Start of SUPPLIED RECORDS

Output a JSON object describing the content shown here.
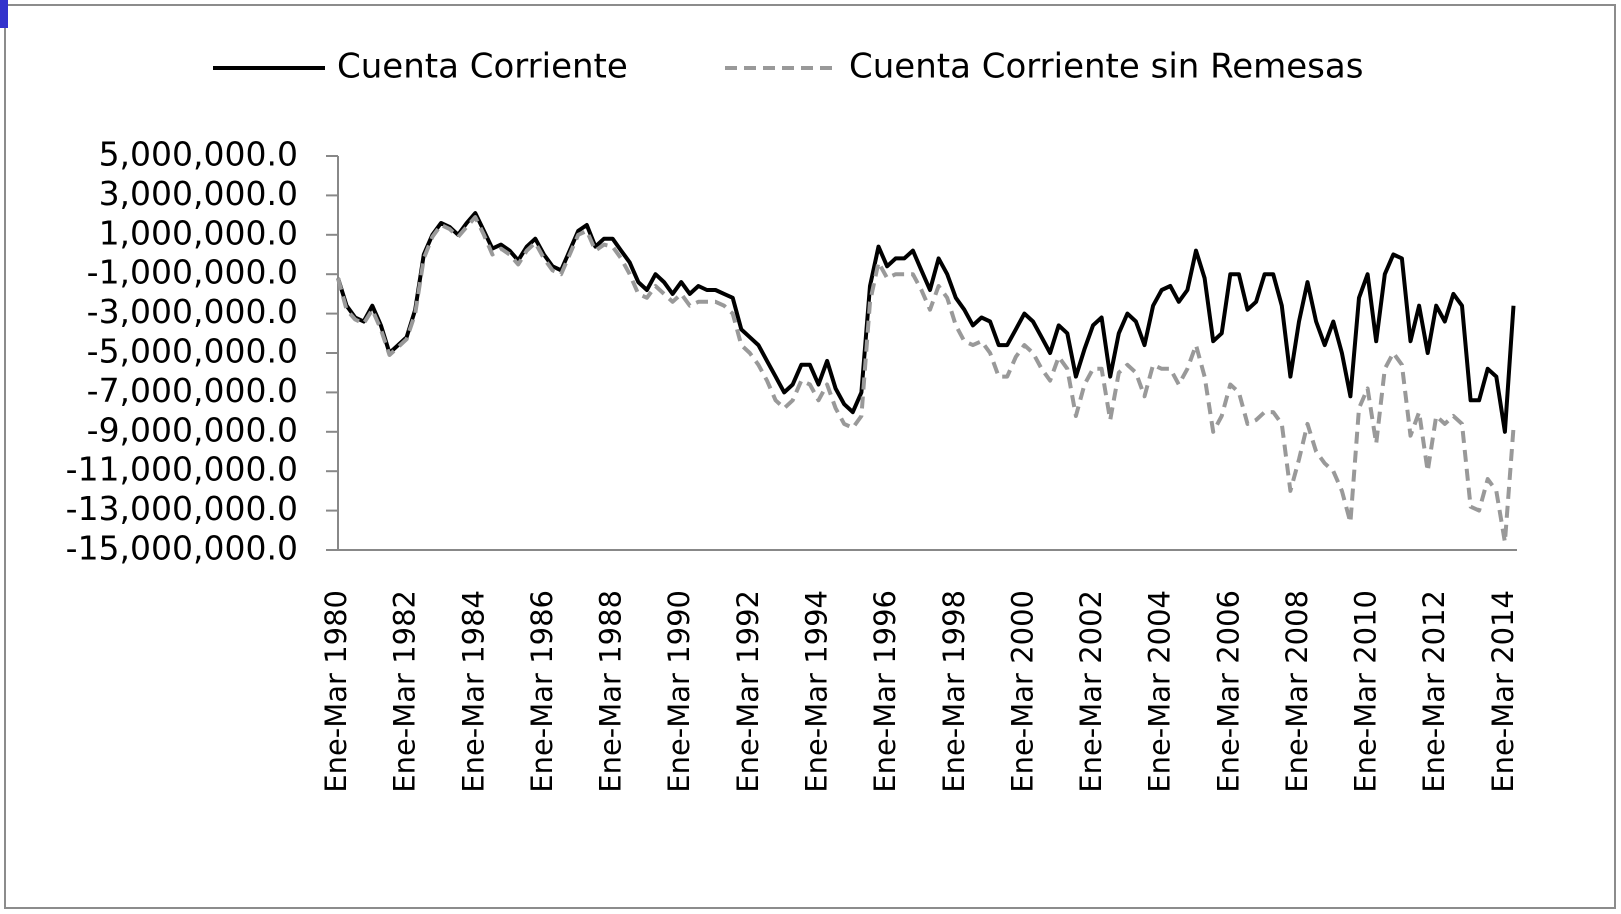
{
  "chart_data": {
    "type": "line",
    "categories": [
      "Ene-Mar 1980",
      null,
      null,
      null,
      null,
      null,
      null,
      null,
      "Ene-Mar 1982",
      null,
      null,
      null,
      null,
      null,
      null,
      null,
      "Ene-Mar 1984",
      null,
      null,
      null,
      null,
      null,
      null,
      null,
      "Ene-Mar 1986",
      null,
      null,
      null,
      null,
      null,
      null,
      null,
      "Ene-Mar 1988",
      null,
      null,
      null,
      null,
      null,
      null,
      null,
      "Ene-Mar 1990",
      null,
      null,
      null,
      null,
      null,
      null,
      null,
      "Ene-Mar 1992",
      null,
      null,
      null,
      null,
      null,
      null,
      null,
      "Ene-Mar 1994",
      null,
      null,
      null,
      null,
      null,
      null,
      null,
      "Ene-Mar 1996",
      null,
      null,
      null,
      null,
      null,
      null,
      null,
      "Ene-Mar 1998",
      null,
      null,
      null,
      null,
      null,
      null,
      null,
      "Ene-Mar 2000",
      null,
      null,
      null,
      null,
      null,
      null,
      null,
      "Ene-Mar 2002",
      null,
      null,
      null,
      null,
      null,
      null,
      null,
      "Ene-Mar 2004",
      null,
      null,
      null,
      null,
      null,
      null,
      null,
      "Ene-Mar 2006",
      null,
      null,
      null,
      null,
      null,
      null,
      null,
      "Ene-Mar 2008",
      null,
      null,
      null,
      null,
      null,
      null,
      null,
      "Ene-Mar 2010",
      null,
      null,
      null,
      null,
      null,
      null,
      null,
      "Ene-Mar 2012",
      null,
      null,
      null,
      null,
      null,
      null,
      null,
      "Ene-Mar 2014",
      null
    ],
    "series": [
      {
        "name": "Cuenta Corriente",
        "color": "#000000",
        "dashed": false,
        "values": [
          -1200000,
          -2600000,
          -3200000,
          -3400000,
          -2600000,
          -3600000,
          -5000000,
          -4600000,
          -4200000,
          -2800000,
          0,
          1000000,
          1600000,
          1400000,
          1000000,
          1600000,
          2100000,
          1200000,
          300000,
          500000,
          200000,
          -300000,
          400000,
          800000,
          0,
          -600000,
          -800000,
          200000,
          1200000,
          1500000,
          400000,
          800000,
          800000,
          200000,
          -400000,
          -1400000,
          -1800000,
          -1000000,
          -1400000,
          -2000000,
          -1400000,
          -2000000,
          -1600000,
          -1800000,
          -1800000,
          -2000000,
          -2200000,
          -3800000,
          -4200000,
          -4600000,
          -5400000,
          -6200000,
          -7000000,
          -6600000,
          -5600000,
          -5600000,
          -6600000,
          -5400000,
          -6800000,
          -7600000,
          -8000000,
          -7000000,
          -1600000,
          400000,
          -600000,
          -200000,
          -200000,
          200000,
          -800000,
          -1800000,
          -200000,
          -1000000,
          -2200000,
          -2800000,
          -3600000,
          -3200000,
          -3400000,
          -4600000,
          -4600000,
          -3800000,
          -3000000,
          -3400000,
          -4200000,
          -5000000,
          -3600000,
          -4000000,
          -6200000,
          -4800000,
          -3600000,
          -3200000,
          -6200000,
          -4000000,
          -3000000,
          -3400000,
          -4600000,
          -2600000,
          -1800000,
          -1600000,
          -2400000,
          -1800000,
          200000,
          -1200000,
          -4400000,
          -4000000,
          -1000000,
          -1000000,
          -2800000,
          -2400000,
          -1000000,
          -1000000,
          -2600000,
          -6200000,
          -3400000,
          -1400000,
          -3400000,
          -4600000,
          -3400000,
          -5000000,
          -7200000,
          -2200000,
          -1000000,
          -4400000,
          -1000000,
          0,
          -200000,
          -4400000,
          -2600000,
          -5000000,
          -2600000,
          -3400000,
          -2000000,
          -2600000,
          -7400000,
          -7400000,
          -5800000,
          -6200000,
          -9000000,
          -2600000
        ]
      },
      {
        "name": "Cuenta Corriente sin Remesas",
        "color": "#999999",
        "dashed": true,
        "values": [
          -1200000,
          -2800000,
          -3300000,
          -3500000,
          -2800000,
          -3800000,
          -5100000,
          -4700000,
          -4300000,
          -3000000,
          -200000,
          900000,
          1500000,
          1300000,
          900000,
          1400000,
          1900000,
          1000000,
          0,
          300000,
          0,
          -500000,
          200000,
          600000,
          -200000,
          -800000,
          -1000000,
          0,
          1000000,
          1200000,
          200000,
          500000,
          400000,
          -200000,
          -1000000,
          -2000000,
          -2200000,
          -1600000,
          -2000000,
          -2400000,
          -2000000,
          -2600000,
          -2400000,
          -2400000,
          -2400000,
          -2600000,
          -3000000,
          -4600000,
          -5000000,
          -5600000,
          -6400000,
          -7400000,
          -7800000,
          -7400000,
          -6400000,
          -6600000,
          -7400000,
          -6600000,
          -7800000,
          -8600000,
          -8800000,
          -8200000,
          -2400000,
          -400000,
          -1200000,
          -1000000,
          -1000000,
          -1000000,
          -1800000,
          -2800000,
          -1600000,
          -2200000,
          -3600000,
          -4400000,
          -4600000,
          -4400000,
          -5000000,
          -6200000,
          -6200000,
          -5200000,
          -4600000,
          -5000000,
          -5800000,
          -6400000,
          -5200000,
          -5800000,
          -8200000,
          -6600000,
          -5800000,
          -5800000,
          -8400000,
          -6000000,
          -5600000,
          -6000000,
          -7200000,
          -5600000,
          -5800000,
          -5800000,
          -6600000,
          -5800000,
          -4600000,
          -6200000,
          -9000000,
          -8200000,
          -6600000,
          -7000000,
          -8600000,
          -8400000,
          -8000000,
          -8000000,
          -8600000,
          -12000000,
          -10400000,
          -8600000,
          -10000000,
          -10600000,
          -11000000,
          -12000000,
          -13600000,
          -7800000,
          -6800000,
          -9600000,
          -5800000,
          -5000000,
          -5600000,
          -9200000,
          -8000000,
          -11000000,
          -8200000,
          -8600000,
          -8200000,
          -8600000,
          -12800000,
          -13000000,
          -11400000,
          -12000000,
          -14600000,
          -8800000
        ]
      }
    ],
    "ylim": [
      -15000000,
      5000000
    ],
    "yticks": [
      {
        "value": -15000000,
        "label": "-15,000,000.0"
      },
      {
        "value": -13000000,
        "label": "-13,000,000.0"
      },
      {
        "value": -11000000,
        "label": "-11,000,000.0"
      },
      {
        "value": -9000000,
        "label": "-9,000,000.0"
      },
      {
        "value": -7000000,
        "label": "-7,000,000.0"
      },
      {
        "value": -5000000,
        "label": "-5,000,000.0"
      },
      {
        "value": -3000000,
        "label": "-3,000,000.0"
      },
      {
        "value": -1000000,
        "label": "-1,000,000.0"
      },
      {
        "value": 1000000,
        "label": "1,000,000.0"
      },
      {
        "value": 3000000,
        "label": "3,000,000.0"
      },
      {
        "value": 5000000,
        "label": "5,000,000.0"
      }
    ],
    "grid": false,
    "legend": "top"
  }
}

End of SUPPLIED RECORDS

SHORT TASK:
Write out all the records again, exactly, minus any pictures.

PROBLEM SOLUTION:
Output a JSON object describing the content shown here.
{
  "chart_data": {
    "type": "line",
    "categories": [
      "Ene-Mar 1980",
      null,
      null,
      null,
      null,
      null,
      null,
      null,
      "Ene-Mar 1982",
      null,
      null,
      null,
      null,
      null,
      null,
      null,
      "Ene-Mar 1984",
      null,
      null,
      null,
      null,
      null,
      null,
      null,
      "Ene-Mar 1986",
      null,
      null,
      null,
      null,
      null,
      null,
      null,
      "Ene-Mar 1988",
      null,
      null,
      null,
      null,
      null,
      null,
      null,
      "Ene-Mar 1990",
      null,
      null,
      null,
      null,
      null,
      null,
      null,
      "Ene-Mar 1992",
      null,
      null,
      null,
      null,
      null,
      null,
      null,
      "Ene-Mar 1994",
      null,
      null,
      null,
      null,
      null,
      null,
      null,
      "Ene-Mar 1996",
      null,
      null,
      null,
      null,
      null,
      null,
      null,
      "Ene-Mar 1998",
      null,
      null,
      null,
      null,
      null,
      null,
      null,
      "Ene-Mar 2000",
      null,
      null,
      null,
      null,
      null,
      null,
      null,
      "Ene-Mar 2002",
      null,
      null,
      null,
      null,
      null,
      null,
      null,
      "Ene-Mar 2004",
      null,
      null,
      null,
      null,
      null,
      null,
      null,
      "Ene-Mar 2006",
      null,
      null,
      null,
      null,
      null,
      null,
      null,
      "Ene-Mar 2008",
      null,
      null,
      null,
      null,
      null,
      null,
      null,
      "Ene-Mar 2010",
      null,
      null,
      null,
      null,
      null,
      null,
      null,
      "Ene-Mar 2012",
      null,
      null,
      null,
      null,
      null,
      null,
      null,
      "Ene-Mar 2014",
      null
    ],
    "series": [
      {
        "name": "Cuenta Corriente",
        "color": "#000000",
        "dashed": false,
        "values": [
          -1200000,
          -2600000,
          -3200000,
          -3400000,
          -2600000,
          -3600000,
          -5000000,
          -4600000,
          -4200000,
          -2800000,
          0,
          1000000,
          1600000,
          1400000,
          1000000,
          1600000,
          2100000,
          1200000,
          300000,
          500000,
          200000,
          -300000,
          400000,
          800000,
          0,
          -600000,
          -800000,
          200000,
          1200000,
          1500000,
          400000,
          800000,
          800000,
          200000,
          -400000,
          -1400000,
          -1800000,
          -1000000,
          -1400000,
          -2000000,
          -1400000,
          -2000000,
          -1600000,
          -1800000,
          -1800000,
          -2000000,
          -2200000,
          -3800000,
          -4200000,
          -4600000,
          -5400000,
          -6200000,
          -7000000,
          -6600000,
          -5600000,
          -5600000,
          -6600000,
          -5400000,
          -6800000,
          -7600000,
          -8000000,
          -7000000,
          -1600000,
          400000,
          -600000,
          -200000,
          -200000,
          200000,
          -800000,
          -1800000,
          -200000,
          -1000000,
          -2200000,
          -2800000,
          -3600000,
          -3200000,
          -3400000,
          -4600000,
          -4600000,
          -3800000,
          -3000000,
          -3400000,
          -4200000,
          -5000000,
          -3600000,
          -4000000,
          -6200000,
          -4800000,
          -3600000,
          -3200000,
          -6200000,
          -4000000,
          -3000000,
          -3400000,
          -4600000,
          -2600000,
          -1800000,
          -1600000,
          -2400000,
          -1800000,
          200000,
          -1200000,
          -4400000,
          -4000000,
          -1000000,
          -1000000,
          -2800000,
          -2400000,
          -1000000,
          -1000000,
          -2600000,
          -6200000,
          -3400000,
          -1400000,
          -3400000,
          -4600000,
          -3400000,
          -5000000,
          -7200000,
          -2200000,
          -1000000,
          -4400000,
          -1000000,
          0,
          -200000,
          -4400000,
          -2600000,
          -5000000,
          -2600000,
          -3400000,
          -2000000,
          -2600000,
          -7400000,
          -7400000,
          -5800000,
          -6200000,
          -9000000,
          -2600000
        ]
      },
      {
        "name": "Cuenta Corriente sin Remesas",
        "color": "#999999",
        "dashed": true,
        "values": [
          -1200000,
          -2800000,
          -3300000,
          -3500000,
          -2800000,
          -3800000,
          -5100000,
          -4700000,
          -4300000,
          -3000000,
          -200000,
          900000,
          1500000,
          1300000,
          900000,
          1400000,
          1900000,
          1000000,
          0,
          300000,
          0,
          -500000,
          200000,
          600000,
          -200000,
          -800000,
          -1000000,
          0,
          1000000,
          1200000,
          200000,
          500000,
          400000,
          -200000,
          -1000000,
          -2000000,
          -2200000,
          -1600000,
          -2000000,
          -2400000,
          -2000000,
          -2600000,
          -2400000,
          -2400000,
          -2400000,
          -2600000,
          -3000000,
          -4600000,
          -5000000,
          -5600000,
          -6400000,
          -7400000,
          -7800000,
          -7400000,
          -6400000,
          -6600000,
          -7400000,
          -6600000,
          -7800000,
          -8600000,
          -8800000,
          -8200000,
          -2400000,
          -400000,
          -1200000,
          -1000000,
          -1000000,
          -1000000,
          -1800000,
          -2800000,
          -1600000,
          -2200000,
          -3600000,
          -4400000,
          -4600000,
          -4400000,
          -5000000,
          -6200000,
          -6200000,
          -5200000,
          -4600000,
          -5000000,
          -5800000,
          -6400000,
          -5200000,
          -5800000,
          -8200000,
          -6600000,
          -5800000,
          -5800000,
          -8400000,
          -6000000,
          -5600000,
          -6000000,
          -7200000,
          -5600000,
          -5800000,
          -5800000,
          -6600000,
          -5800000,
          -4600000,
          -6200000,
          -9000000,
          -8200000,
          -6600000,
          -7000000,
          -8600000,
          -8400000,
          -8000000,
          -8000000,
          -8600000,
          -12000000,
          -10400000,
          -8600000,
          -10000000,
          -10600000,
          -11000000,
          -12000000,
          -13600000,
          -7800000,
          -6800000,
          -9600000,
          -5800000,
          -5000000,
          -5600000,
          -9200000,
          -8000000,
          -11000000,
          -8200000,
          -8600000,
          -8200000,
          -8600000,
          -12800000,
          -13000000,
          -11400000,
          -12000000,
          -14600000,
          -8800000
        ]
      }
    ],
    "ylim": [
      -15000000,
      5000000
    ],
    "yticks": [
      {
        "value": -15000000,
        "label": "-15,000,000.0"
      },
      {
        "value": -13000000,
        "label": "-13,000,000.0"
      },
      {
        "value": -11000000,
        "label": "-11,000,000.0"
      },
      {
        "value": -9000000,
        "label": "-9,000,000.0"
      },
      {
        "value": -7000000,
        "label": "-7,000,000.0"
      },
      {
        "value": -5000000,
        "label": "-5,000,000.0"
      },
      {
        "value": -3000000,
        "label": "-3,000,000.0"
      },
      {
        "value": -1000000,
        "label": "-1,000,000.0"
      },
      {
        "value": 1000000,
        "label": "1,000,000.0"
      },
      {
        "value": 3000000,
        "label": "3,000,000.0"
      },
      {
        "value": 5000000,
        "label": "5,000,000.0"
      }
    ],
    "grid": false,
    "legend": "top"
  }
}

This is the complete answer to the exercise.